#### Set problem
Print the whole listing exactly.

#### Records
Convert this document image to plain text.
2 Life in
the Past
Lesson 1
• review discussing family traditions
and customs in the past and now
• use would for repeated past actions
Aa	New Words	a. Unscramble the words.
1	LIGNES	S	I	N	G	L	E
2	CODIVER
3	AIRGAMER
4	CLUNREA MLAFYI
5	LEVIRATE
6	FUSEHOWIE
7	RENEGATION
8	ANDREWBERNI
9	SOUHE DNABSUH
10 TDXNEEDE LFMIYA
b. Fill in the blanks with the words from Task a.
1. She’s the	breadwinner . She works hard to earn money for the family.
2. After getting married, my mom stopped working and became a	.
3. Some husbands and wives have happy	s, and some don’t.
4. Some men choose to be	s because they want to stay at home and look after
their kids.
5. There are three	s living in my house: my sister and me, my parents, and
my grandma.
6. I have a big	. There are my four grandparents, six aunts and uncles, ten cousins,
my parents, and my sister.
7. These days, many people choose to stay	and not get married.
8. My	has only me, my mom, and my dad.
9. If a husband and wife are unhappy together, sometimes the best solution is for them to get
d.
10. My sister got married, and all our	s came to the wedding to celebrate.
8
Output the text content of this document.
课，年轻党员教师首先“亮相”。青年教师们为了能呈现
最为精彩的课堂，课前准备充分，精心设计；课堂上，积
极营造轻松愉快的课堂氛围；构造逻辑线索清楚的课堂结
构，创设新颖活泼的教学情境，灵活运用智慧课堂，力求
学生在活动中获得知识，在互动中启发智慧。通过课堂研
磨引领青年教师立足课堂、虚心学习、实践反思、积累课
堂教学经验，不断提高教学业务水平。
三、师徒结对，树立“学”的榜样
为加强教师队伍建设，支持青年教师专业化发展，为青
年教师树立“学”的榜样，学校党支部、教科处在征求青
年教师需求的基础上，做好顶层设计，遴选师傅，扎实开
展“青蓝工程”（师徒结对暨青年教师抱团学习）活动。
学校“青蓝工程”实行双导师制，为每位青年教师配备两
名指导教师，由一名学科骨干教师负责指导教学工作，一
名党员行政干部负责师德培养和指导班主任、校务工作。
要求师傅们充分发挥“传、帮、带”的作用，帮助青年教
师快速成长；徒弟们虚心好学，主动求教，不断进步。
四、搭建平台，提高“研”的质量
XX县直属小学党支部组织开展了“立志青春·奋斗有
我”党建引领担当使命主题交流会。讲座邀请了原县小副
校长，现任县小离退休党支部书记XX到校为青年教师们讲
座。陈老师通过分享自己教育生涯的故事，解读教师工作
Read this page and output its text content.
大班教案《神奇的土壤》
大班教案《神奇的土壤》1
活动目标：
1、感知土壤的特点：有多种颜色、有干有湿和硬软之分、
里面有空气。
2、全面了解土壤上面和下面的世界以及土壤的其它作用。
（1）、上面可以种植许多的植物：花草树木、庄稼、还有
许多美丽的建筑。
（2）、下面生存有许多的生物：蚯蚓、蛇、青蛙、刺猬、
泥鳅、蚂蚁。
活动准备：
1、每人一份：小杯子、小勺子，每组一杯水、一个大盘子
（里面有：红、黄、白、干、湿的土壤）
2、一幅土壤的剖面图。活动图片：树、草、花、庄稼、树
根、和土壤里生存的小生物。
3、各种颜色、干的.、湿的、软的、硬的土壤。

#### In response
Convert this document image to plain text.
2 Life in
the Past
Lesson 1
• review discussing family traditions
and customs in the past and now
• use would for repeated past actions
Aa	New Words	a. Unscramble the words.
1	LIGNES	S	I	N	G	L	E
2	CODIVER
3	AIRGAMER
4	CLUNREA MLAFYI
5	LEVIRATE
6	FUSEHOWIE
7	RENEGATION
8	ANDREWBERNI
9	SOUHE DNABSUH
10 TDXNEEDE LFMIYA
b. Fill in the blanks with the words from Task a.
1. She’s the	breadwinner . She works hard to earn money for the family.
2. After getting married, my mom stopped working and became a	.
3. Some husbands and wives have happy	s, and some don’t.
4. Some men choose to be	s because they want to stay at home and look after
their kids.
5. There are three	s living in my house: my sister and me, my parents, and
my grandma.
6. I have a big	. There are my four grandparents, six aunts and uncles, ten cousins,
my parents, and my sister.
7. These days, many people choose to stay	and not get married.
8. My	has only me, my mom, and my dad.
9. If a husband and wife are unhappy together, sometimes the best solution is for them to get
d.
10. My sister got married, and all our	s came to the wedding to celebrate.
8
Output the text content of this document.
课，年轻党员教师首先“亮相”。青年教师们为了能呈现
最为精彩的课堂，课前准备充分，精心设计；课堂上，积
极营造轻松愉快的课堂氛围；构造逻辑线索清楚的课堂结
构，创设新颖活泼的教学情境，灵活运用智慧课堂，力求
学生在活动中获得知识，在互动中启发智慧。通过课堂研
磨引领青年教师立足课堂、虚心学习、实践反思、积累课
堂教学经验，不断提高教学业务水平。
三、师徒结对，树立“学”的榜样
为加强教师队伍建设，支持青年教师专业化发展，为青
年教师树立“学”的榜样，学校党支部、教科处在征求青
年教师需求的基础上，做好顶层设计，遴选师傅，扎实开
展“青蓝工程”（师徒结对暨青年教师抱团学习）活动。
学校“青蓝工程”实行双导师制，为每位青年教师配备两
名指导教师，由一名学科骨干教师负责指导教学工作，一
名党员行政干部负责师德培养和指导班主任、校务工作。
要求师傅们充分发挥“传、帮、带”的作用，帮助青年教
师快速成长；徒弟们虚心好学，主动求教，不断进步。
四、搭建平台，提高“研”的质量
XX县直属小学党支部组织开展了“立志青春·奋斗有
我”党建引领担当使命主题交流会。讲座邀请了原县小副
校长，现任县小离退休党支部书记XX到校为青年教师们讲
座。陈老师通过分享自己教育生涯的故事，解读教师工作
Read this page and output its text content.
大班教案《神奇的土壤》
大班教案《神奇的土壤》1
活动目标：
1、感知土壤的特点：有多种颜色、有干有湿和硬软之分、
里面有空气。
2、全面了解土壤上面和下面的世界以及土壤的其它作用。
（1）、上面可以种植许多的植物：花草树木、庄稼、还有
许多美丽的建筑。
（2）、下面生存有许多的生物：蚯蚓、蛇、青蛙、刺猬、
泥鳅、蚂蚁。
活动准备：
1、每人一份：小杯子、小勺子，每组一杯水、一个大盘子
（里面有：红、黄、白、干、湿的土壤）
2、一幅土壤的剖面图。活动图片：树、草、花、庄稼、树
根、和土壤里生存的小生物。
3、各种颜色、干的.、湿的、软的、硬的土壤。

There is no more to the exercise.